TASK BRIEF — Look for the string "sociétés" in every line, and copy each line that has it.

GIVEN INFORMATION —
╔══

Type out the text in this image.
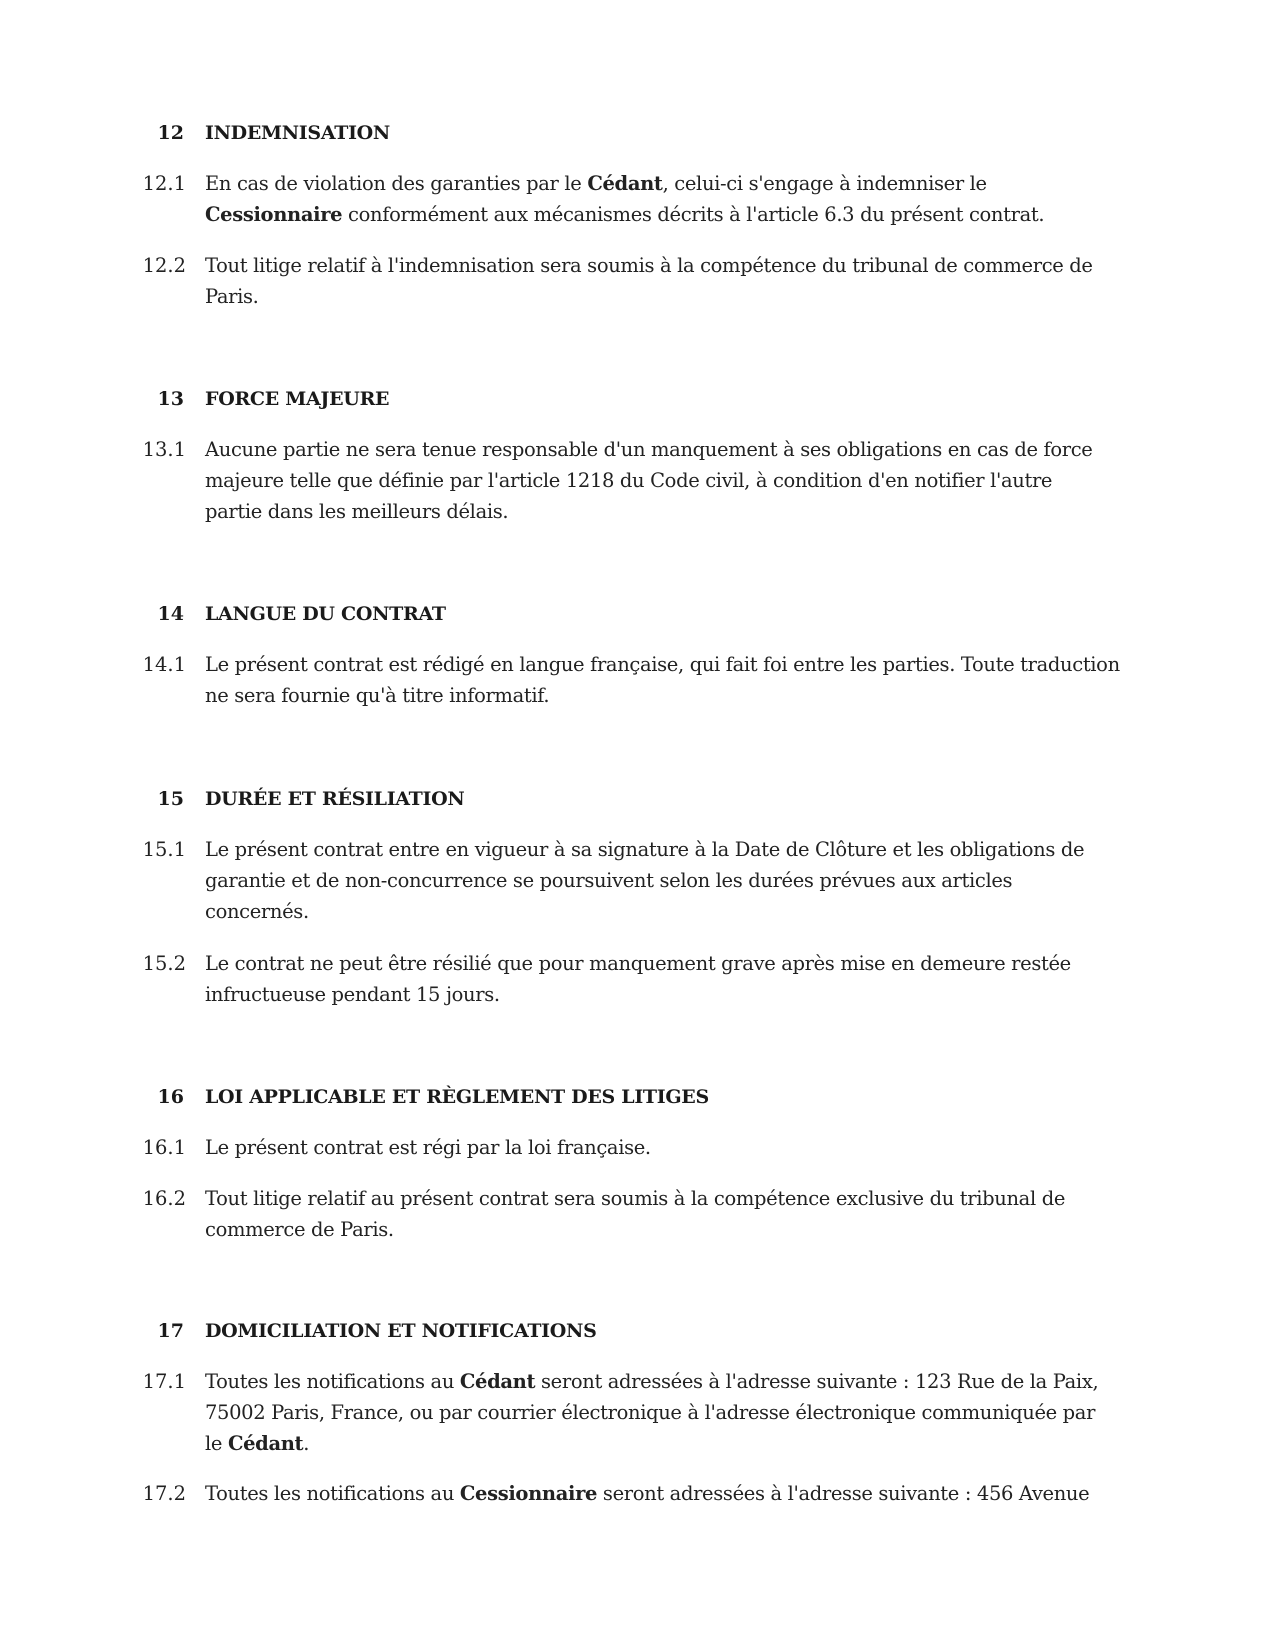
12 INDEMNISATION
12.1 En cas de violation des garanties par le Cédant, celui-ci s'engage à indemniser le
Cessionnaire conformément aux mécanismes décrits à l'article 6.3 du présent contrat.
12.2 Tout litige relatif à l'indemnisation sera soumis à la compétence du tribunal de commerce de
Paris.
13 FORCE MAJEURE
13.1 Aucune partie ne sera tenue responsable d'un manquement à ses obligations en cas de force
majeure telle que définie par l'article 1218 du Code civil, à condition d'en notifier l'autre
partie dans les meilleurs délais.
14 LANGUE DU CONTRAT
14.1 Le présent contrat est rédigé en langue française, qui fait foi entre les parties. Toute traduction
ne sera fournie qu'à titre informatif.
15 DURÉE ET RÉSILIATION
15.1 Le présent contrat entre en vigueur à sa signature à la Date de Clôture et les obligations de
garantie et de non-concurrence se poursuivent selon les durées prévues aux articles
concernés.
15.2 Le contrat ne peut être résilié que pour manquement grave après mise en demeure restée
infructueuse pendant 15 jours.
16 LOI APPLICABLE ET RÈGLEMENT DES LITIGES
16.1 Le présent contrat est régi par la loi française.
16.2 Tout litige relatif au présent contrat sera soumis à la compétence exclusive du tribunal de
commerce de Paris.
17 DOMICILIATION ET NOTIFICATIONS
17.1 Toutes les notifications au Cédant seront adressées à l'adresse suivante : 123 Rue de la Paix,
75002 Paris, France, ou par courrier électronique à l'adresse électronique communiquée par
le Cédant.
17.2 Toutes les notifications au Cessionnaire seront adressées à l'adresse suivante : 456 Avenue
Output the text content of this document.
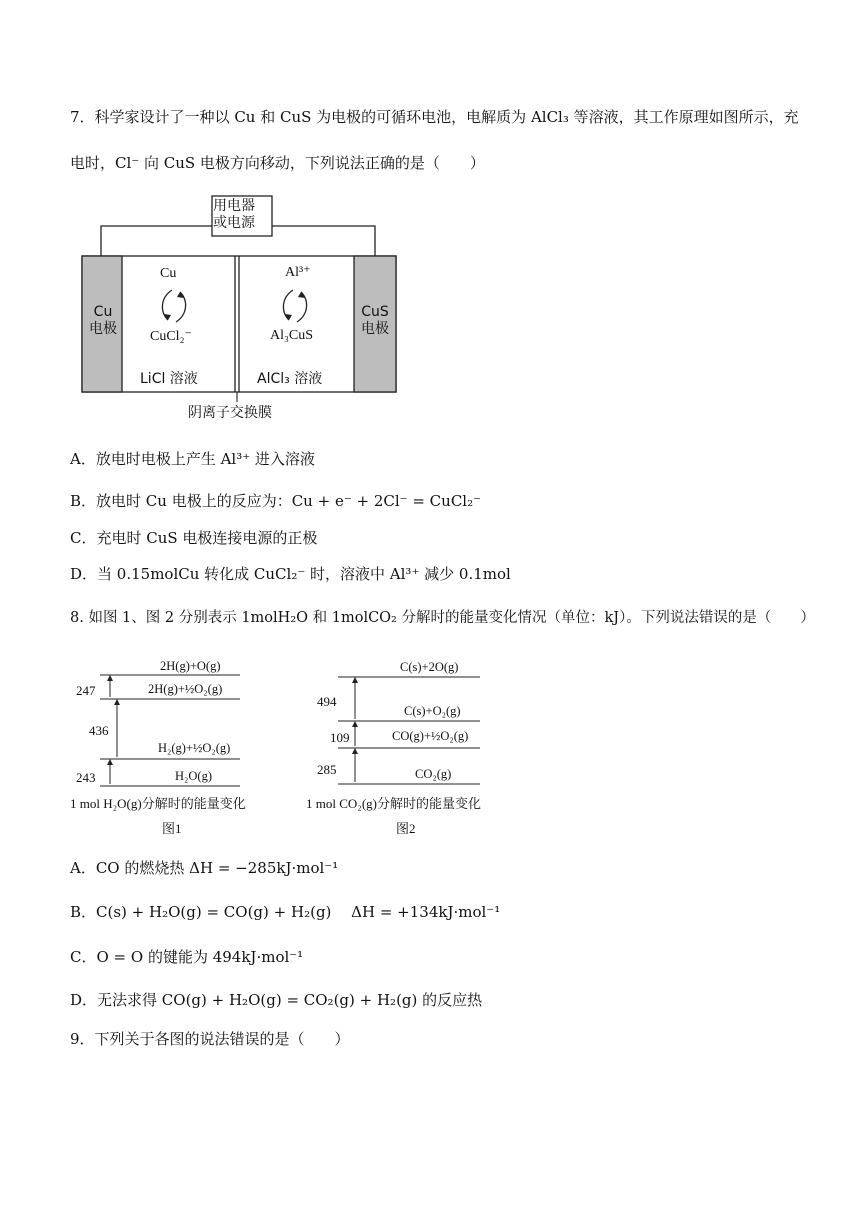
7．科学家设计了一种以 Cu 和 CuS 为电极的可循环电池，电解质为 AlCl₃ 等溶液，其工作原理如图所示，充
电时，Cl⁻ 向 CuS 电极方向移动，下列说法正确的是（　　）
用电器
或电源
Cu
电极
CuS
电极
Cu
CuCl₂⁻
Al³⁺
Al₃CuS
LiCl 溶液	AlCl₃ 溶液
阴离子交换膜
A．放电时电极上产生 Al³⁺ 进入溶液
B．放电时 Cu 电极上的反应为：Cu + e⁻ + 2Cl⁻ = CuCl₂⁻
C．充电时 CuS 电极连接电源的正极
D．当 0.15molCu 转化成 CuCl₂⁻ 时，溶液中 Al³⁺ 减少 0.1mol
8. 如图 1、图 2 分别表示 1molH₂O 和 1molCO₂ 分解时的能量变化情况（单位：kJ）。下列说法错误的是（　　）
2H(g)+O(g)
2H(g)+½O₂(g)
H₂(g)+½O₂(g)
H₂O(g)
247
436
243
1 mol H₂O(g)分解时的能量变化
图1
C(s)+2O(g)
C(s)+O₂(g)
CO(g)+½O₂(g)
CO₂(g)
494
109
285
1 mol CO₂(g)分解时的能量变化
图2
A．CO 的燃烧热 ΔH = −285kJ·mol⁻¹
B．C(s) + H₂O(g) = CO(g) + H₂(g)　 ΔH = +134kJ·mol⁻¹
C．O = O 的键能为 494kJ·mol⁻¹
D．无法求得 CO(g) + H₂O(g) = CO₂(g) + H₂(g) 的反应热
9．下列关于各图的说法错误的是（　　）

╚══
╔══

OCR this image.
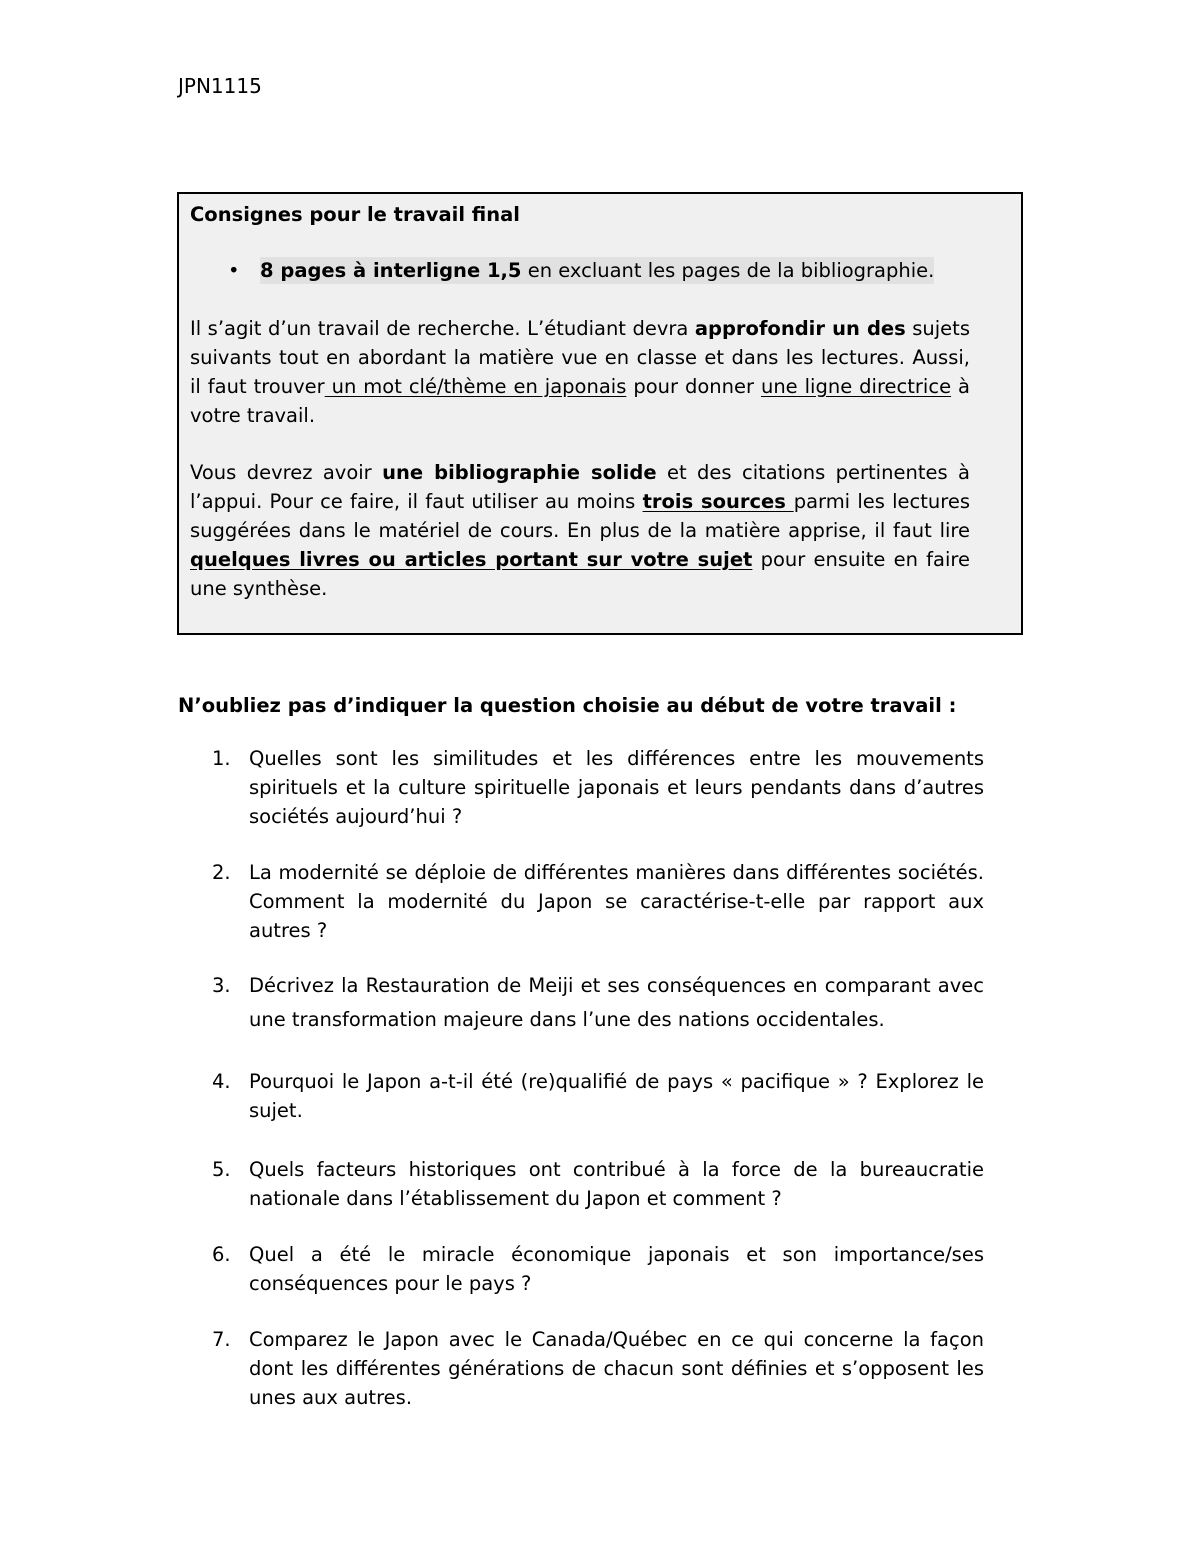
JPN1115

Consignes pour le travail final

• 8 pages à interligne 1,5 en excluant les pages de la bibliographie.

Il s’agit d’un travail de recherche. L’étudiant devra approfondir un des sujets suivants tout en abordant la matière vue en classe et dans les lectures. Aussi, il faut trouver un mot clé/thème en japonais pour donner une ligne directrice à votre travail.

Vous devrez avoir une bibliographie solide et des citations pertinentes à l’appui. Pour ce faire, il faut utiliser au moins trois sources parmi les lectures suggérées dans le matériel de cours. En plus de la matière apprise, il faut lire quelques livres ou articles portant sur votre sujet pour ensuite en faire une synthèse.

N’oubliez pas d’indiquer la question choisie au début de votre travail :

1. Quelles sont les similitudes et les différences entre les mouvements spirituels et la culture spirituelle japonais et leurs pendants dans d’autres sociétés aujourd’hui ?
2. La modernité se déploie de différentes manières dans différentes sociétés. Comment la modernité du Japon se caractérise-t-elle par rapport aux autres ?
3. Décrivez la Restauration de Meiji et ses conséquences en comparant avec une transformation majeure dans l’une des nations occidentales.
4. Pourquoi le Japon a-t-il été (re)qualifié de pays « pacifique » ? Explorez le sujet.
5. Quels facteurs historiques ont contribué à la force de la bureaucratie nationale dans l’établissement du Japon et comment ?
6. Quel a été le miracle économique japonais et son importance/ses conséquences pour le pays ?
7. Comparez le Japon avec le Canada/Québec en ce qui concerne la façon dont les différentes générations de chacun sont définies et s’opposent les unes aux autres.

╚══
╔══

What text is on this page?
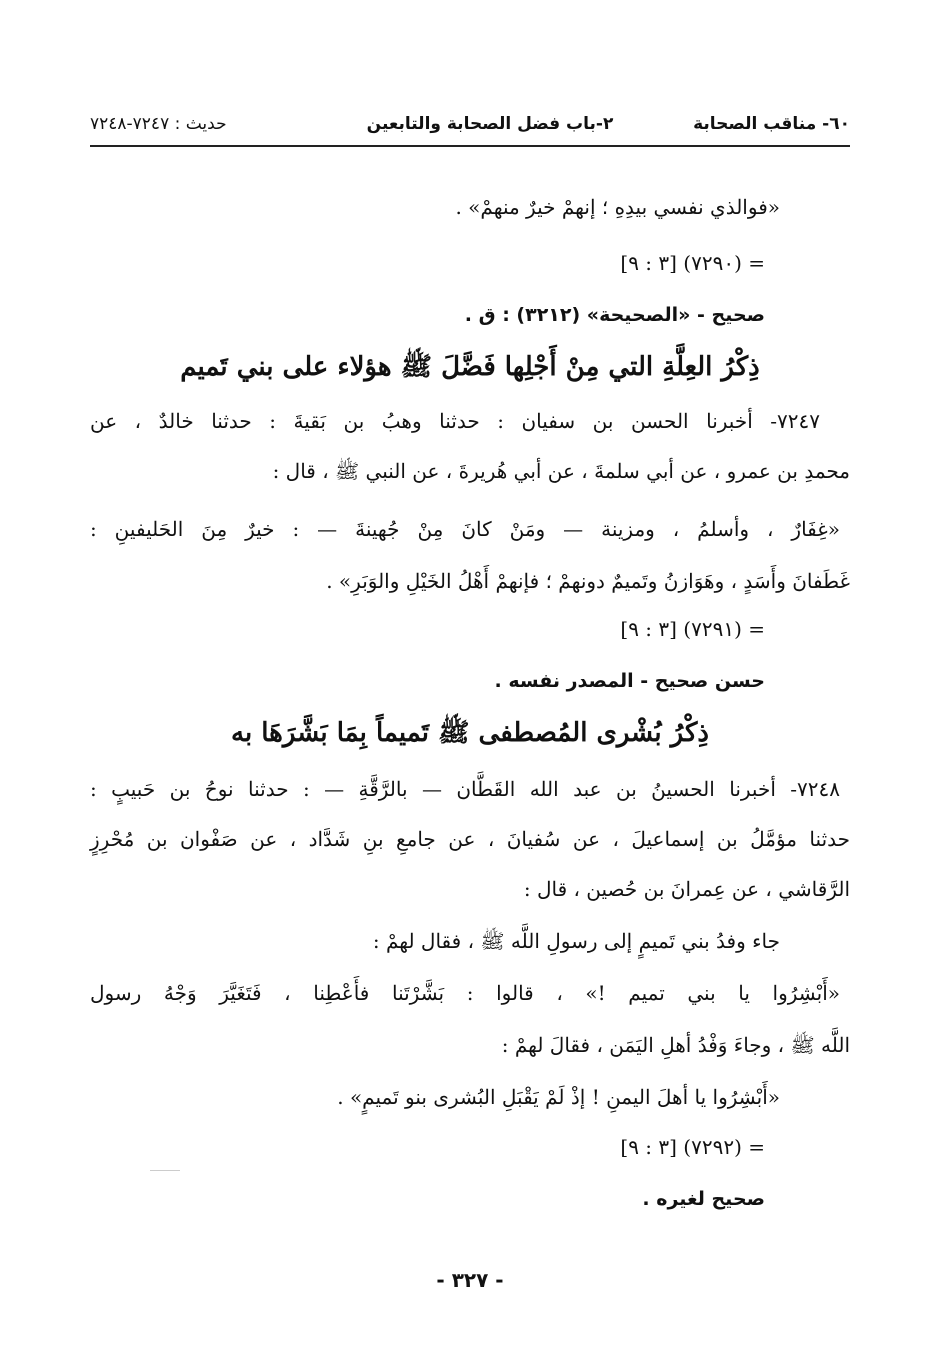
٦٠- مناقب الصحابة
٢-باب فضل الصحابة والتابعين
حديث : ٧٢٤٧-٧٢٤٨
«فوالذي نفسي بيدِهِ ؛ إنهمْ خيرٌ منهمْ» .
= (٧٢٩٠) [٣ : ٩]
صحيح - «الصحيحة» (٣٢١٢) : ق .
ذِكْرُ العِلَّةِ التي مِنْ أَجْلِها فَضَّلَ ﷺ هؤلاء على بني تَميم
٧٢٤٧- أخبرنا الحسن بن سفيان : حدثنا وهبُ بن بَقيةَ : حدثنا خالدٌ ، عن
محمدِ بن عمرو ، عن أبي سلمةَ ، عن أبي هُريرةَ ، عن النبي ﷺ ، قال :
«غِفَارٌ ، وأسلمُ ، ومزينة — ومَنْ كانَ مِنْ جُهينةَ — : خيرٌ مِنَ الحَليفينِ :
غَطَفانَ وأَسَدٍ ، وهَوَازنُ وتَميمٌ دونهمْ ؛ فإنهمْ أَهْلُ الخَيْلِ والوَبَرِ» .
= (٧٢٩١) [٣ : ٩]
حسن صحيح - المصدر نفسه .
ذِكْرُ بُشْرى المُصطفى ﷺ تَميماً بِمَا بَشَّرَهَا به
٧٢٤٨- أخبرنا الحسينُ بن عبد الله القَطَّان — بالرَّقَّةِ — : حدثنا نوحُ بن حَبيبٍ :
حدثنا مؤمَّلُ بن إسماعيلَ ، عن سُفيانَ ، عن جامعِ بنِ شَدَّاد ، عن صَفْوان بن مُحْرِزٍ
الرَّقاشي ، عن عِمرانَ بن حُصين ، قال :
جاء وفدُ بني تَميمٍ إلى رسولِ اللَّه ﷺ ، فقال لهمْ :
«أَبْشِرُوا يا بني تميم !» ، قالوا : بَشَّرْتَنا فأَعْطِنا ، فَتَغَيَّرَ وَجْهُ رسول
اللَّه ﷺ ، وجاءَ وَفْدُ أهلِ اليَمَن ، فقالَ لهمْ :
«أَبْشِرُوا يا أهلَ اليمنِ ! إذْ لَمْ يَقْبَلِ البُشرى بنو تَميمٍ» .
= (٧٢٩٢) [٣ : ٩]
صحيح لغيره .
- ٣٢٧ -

╚══

RESULT OF THIS TASK —
1. Quelles sont les similitudes et les différences entre les mouvements spirituels et la culture spirituelle japonais et leurs pendants dans d’autres sociétés aujourd’hui ?
2. La modernité se déploie de différentes manières dans différentes sociétés. Comment la modernité du Japon se caractérise-t-elle par rapport aux autres ?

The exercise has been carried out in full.